**Task details:**
Copy out all the data, word for word.

### Records supplied

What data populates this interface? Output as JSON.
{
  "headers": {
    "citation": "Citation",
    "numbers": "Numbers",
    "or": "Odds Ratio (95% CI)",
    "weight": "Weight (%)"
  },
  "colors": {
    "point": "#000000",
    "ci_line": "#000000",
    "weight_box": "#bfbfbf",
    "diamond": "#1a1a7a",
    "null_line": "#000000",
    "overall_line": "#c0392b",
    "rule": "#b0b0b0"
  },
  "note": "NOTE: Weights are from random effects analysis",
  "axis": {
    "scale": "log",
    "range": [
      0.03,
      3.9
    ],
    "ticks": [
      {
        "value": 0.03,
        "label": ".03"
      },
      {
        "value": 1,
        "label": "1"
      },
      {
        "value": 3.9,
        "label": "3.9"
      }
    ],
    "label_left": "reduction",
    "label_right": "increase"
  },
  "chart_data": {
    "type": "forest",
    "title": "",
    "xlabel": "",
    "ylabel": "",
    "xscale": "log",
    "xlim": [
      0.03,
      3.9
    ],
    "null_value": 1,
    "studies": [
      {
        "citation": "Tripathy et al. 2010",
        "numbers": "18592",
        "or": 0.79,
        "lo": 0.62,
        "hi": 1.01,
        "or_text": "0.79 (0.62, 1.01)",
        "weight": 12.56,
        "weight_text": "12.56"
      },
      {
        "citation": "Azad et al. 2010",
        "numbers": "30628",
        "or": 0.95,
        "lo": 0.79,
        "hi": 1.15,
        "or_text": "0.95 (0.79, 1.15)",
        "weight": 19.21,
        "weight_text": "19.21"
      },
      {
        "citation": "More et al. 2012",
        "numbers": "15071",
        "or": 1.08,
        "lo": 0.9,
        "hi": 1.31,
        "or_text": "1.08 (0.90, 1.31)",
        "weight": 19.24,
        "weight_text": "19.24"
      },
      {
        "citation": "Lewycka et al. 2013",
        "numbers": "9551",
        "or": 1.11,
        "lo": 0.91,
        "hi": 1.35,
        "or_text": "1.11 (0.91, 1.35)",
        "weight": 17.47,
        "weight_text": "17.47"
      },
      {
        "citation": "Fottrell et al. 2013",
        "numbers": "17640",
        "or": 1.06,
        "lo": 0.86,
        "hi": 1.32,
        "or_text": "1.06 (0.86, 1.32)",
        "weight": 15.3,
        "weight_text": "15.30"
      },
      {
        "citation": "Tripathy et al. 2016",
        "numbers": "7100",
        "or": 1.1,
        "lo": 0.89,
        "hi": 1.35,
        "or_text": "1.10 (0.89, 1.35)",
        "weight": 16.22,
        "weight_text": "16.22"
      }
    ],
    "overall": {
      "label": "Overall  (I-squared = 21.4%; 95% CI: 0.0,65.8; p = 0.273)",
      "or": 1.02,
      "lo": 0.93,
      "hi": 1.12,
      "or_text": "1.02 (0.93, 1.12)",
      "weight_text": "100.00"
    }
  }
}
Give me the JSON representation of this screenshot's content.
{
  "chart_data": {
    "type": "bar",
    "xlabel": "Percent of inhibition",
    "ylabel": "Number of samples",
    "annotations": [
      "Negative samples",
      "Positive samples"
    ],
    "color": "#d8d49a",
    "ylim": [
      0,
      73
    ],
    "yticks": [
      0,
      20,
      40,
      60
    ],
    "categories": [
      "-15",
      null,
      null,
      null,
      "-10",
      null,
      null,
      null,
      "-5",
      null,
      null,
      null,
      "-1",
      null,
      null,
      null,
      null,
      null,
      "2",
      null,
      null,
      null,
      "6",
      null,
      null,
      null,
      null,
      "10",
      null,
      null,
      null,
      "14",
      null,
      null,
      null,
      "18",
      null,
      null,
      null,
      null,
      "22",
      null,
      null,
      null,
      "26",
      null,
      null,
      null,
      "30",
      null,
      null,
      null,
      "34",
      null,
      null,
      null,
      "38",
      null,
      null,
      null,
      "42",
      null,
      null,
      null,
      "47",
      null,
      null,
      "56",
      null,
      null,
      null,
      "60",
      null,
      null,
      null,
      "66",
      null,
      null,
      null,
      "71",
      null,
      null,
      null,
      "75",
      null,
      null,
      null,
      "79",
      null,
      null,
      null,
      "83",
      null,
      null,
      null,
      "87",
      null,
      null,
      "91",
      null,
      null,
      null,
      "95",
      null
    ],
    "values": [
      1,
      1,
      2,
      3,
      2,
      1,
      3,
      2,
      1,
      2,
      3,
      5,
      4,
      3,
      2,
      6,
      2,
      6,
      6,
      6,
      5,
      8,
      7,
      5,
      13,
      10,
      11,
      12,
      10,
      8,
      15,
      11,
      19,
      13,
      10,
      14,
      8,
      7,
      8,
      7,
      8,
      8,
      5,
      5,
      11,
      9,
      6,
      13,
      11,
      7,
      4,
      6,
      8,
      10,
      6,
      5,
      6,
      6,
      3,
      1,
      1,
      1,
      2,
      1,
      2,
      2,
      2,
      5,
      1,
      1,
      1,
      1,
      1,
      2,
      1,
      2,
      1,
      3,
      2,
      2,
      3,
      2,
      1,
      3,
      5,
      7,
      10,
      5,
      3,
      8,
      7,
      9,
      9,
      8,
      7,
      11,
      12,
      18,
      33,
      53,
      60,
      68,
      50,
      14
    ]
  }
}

######

**Answer to the task:**
What data populates this interface? Output as JSON.
{
  "headers": {
    "citation": "Citation",
    "numbers": "Numbers",
    "or": "Odds Ratio (95% CI)",
    "weight": "Weight (%)"
  },
  "colors": {
    "point": "#000000",
    "ci_line": "#000000",
    "weight_box": "#bfbfbf",
    "diamond": "#1a1a7a",
    "null_line": "#000000",
    "overall_line": "#c0392b",
    "rule": "#b0b0b0"
  },
  "note": "NOTE: Weights are from random effects analysis",
  "axis": {
    "scale": "log",
    "range": [
      0.03,
      3.9
    ],
    "ticks": [
      {
        "value": 0.03,
        "label": ".03"
      },
      {
        "value": 1,
        "label": "1"
      },
      {
        "value": 3.9,
        "label": "3.9"
      }
    ],
    "label_left": "reduction",
    "label_right": "increase"
  },
  "chart_data": {
    "type": "forest",
    "title": "",
    "xlabel": "",
    "ylabel": "",
    "xscale": "log",
    "xlim": [
      0.03,
      3.9
    ],
    "null_value": 1,
    "studies": [
      {
        "citation": "Tripathy et al. 2010",
        "numbers": "18592",
        "or": 0.79,
        "lo": 0.62,
        "hi": 1.01,
        "or_text": "0.79 (0.62, 1.01)",
        "weight": 12.56,
        "weight_text": "12.56"
      },
      {
        "citation": "Azad et al. 2010",
        "numbers": "30628",
        "or": 0.95,
        "lo": 0.79,
        "hi": 1.15,
        "or_text": "0.95 (0.79, 1.15)",
        "weight": 19.21,
        "weight_text": "19.21"
      },
      {
        "citation": "More et al. 2012",
        "numbers": "15071",
        "or": 1.08,
        "lo": 0.9,
        "hi": 1.31,
        "or_text": "1.08 (0.90, 1.31)",
        "weight": 19.24,
        "weight_text": "19.24"
      },
      {
        "citation": "Lewycka et al. 2013",
        "numbers": "9551",
        "or": 1.11,
        "lo": 0.91,
        "hi": 1.35,
        "or_text": "1.11 (0.91, 1.35)",
        "weight": 17.47,
        "weight_text": "17.47"
      },
      {
        "citation": "Fottrell et al. 2013",
        "numbers": "17640",
        "or": 1.06,
        "lo": 0.86,
        "hi": 1.32,
        "or_text": "1.06 (0.86, 1.32)",
        "weight": 15.3,
        "weight_text": "15.30"
      },
      {
        "citation": "Tripathy et al. 2016",
        "numbers": "7100",
        "or": 1.1,
        "lo": 0.89,
        "hi": 1.35,
        "or_text": "1.10 (0.89, 1.35)",
        "weight": 16.22,
        "weight_text": "16.22"
      }
    ],
    "overall": {
      "label": "Overall  (I-squared = 21.4%; 95% CI: 0.0,65.8; p = 0.273)",
      "or": 1.02,
      "lo": 0.93,
      "hi": 1.12,
      "or_text": "1.02 (0.93, 1.12)",
      "weight_text": "100.00"
    }
  }
}
Give me the JSON representation of this screenshot's content.
{
  "chart_data": {
    "type": "bar",
    "xlabel": "Percent of inhibition",
    "ylabel": "Number of samples",
    "annotations": [
      "Negative samples",
      "Positive samples"
    ],
    "color": "#d8d49a",
    "ylim": [
      0,
      73
    ],
    "yticks": [
      0,
      20,
      40,
      60
    ],
    "categories": [
      "-15",
      null,
      null,
      null,
      "-10",
      null,
      null,
      null,
      "-5",
      null,
      null,
      null,
      "-1",
      null,
      null,
      null,
      null,
      null,
      "2",
      null,
      null,
      null,
      "6",
      null,
      null,
      null,
      null,
      "10",
      null,
      null,
      null,
      "14",
      null,
      null,
      null,
      "18",
      null,
      null,
      null,
      null,
      "22",
      null,
      null,
      null,
      "26",
      null,
      null,
      null,
      "30",
      null,
      null,
      null,
      "34",
      null,
      null,
      null,
      "38",
      null,
      null,
      null,
      "42",
      null,
      null,
      null,
      "47",
      null,
      null,
      "56",
      null,
      null,
      null,
      "60",
      null,
      null,
      null,
      "66",
      null,
      null,
      null,
      "71",
      null,
      null,
      null,
      "75",
      null,
      null,
      null,
      "79",
      null,
      null,
      null,
      "83",
      null,
      null,
      null,
      "87",
      null,
      null,
      "91",
      null,
      null,
      null,
      "95",
      null
    ],
    "values": [
      1,
      1,
      2,
      3,
      2,
      1,
      3,
      2,
      1,
      2,
      3,
      5,
      4,
      3,
      2,
      6,
      2,
      6,
      6,
      6,
      5,
      8,
      7,
      5,
      13,
      10,
      11,
      12,
      10,
      8,
      15,
      11,
      19,
      13,
      10,
      14,
      8,
      7,
      8,
      7,
      8,
      8,
      5,
      5,
      11,
      9,
      6,
      13,
      11,
      7,
      4,
      6,
      8,
      10,
      6,
      5,
      6,
      6,
      3,
      1,
      1,
      1,
      2,
      1,
      2,
      2,
      2,
      5,
      1,
      1,
      1,
      1,
      1,
      2,
      1,
      2,
      1,
      3,
      2,
      2,
      3,
      2,
      1,
      3,
      5,
      7,
      10,
      5,
      3,
      8,
      7,
      9,
      9,
      8,
      7,
      11,
      12,
      18,
      33,
      53,
      60,
      68,
      50,
      14
    ]
  }
}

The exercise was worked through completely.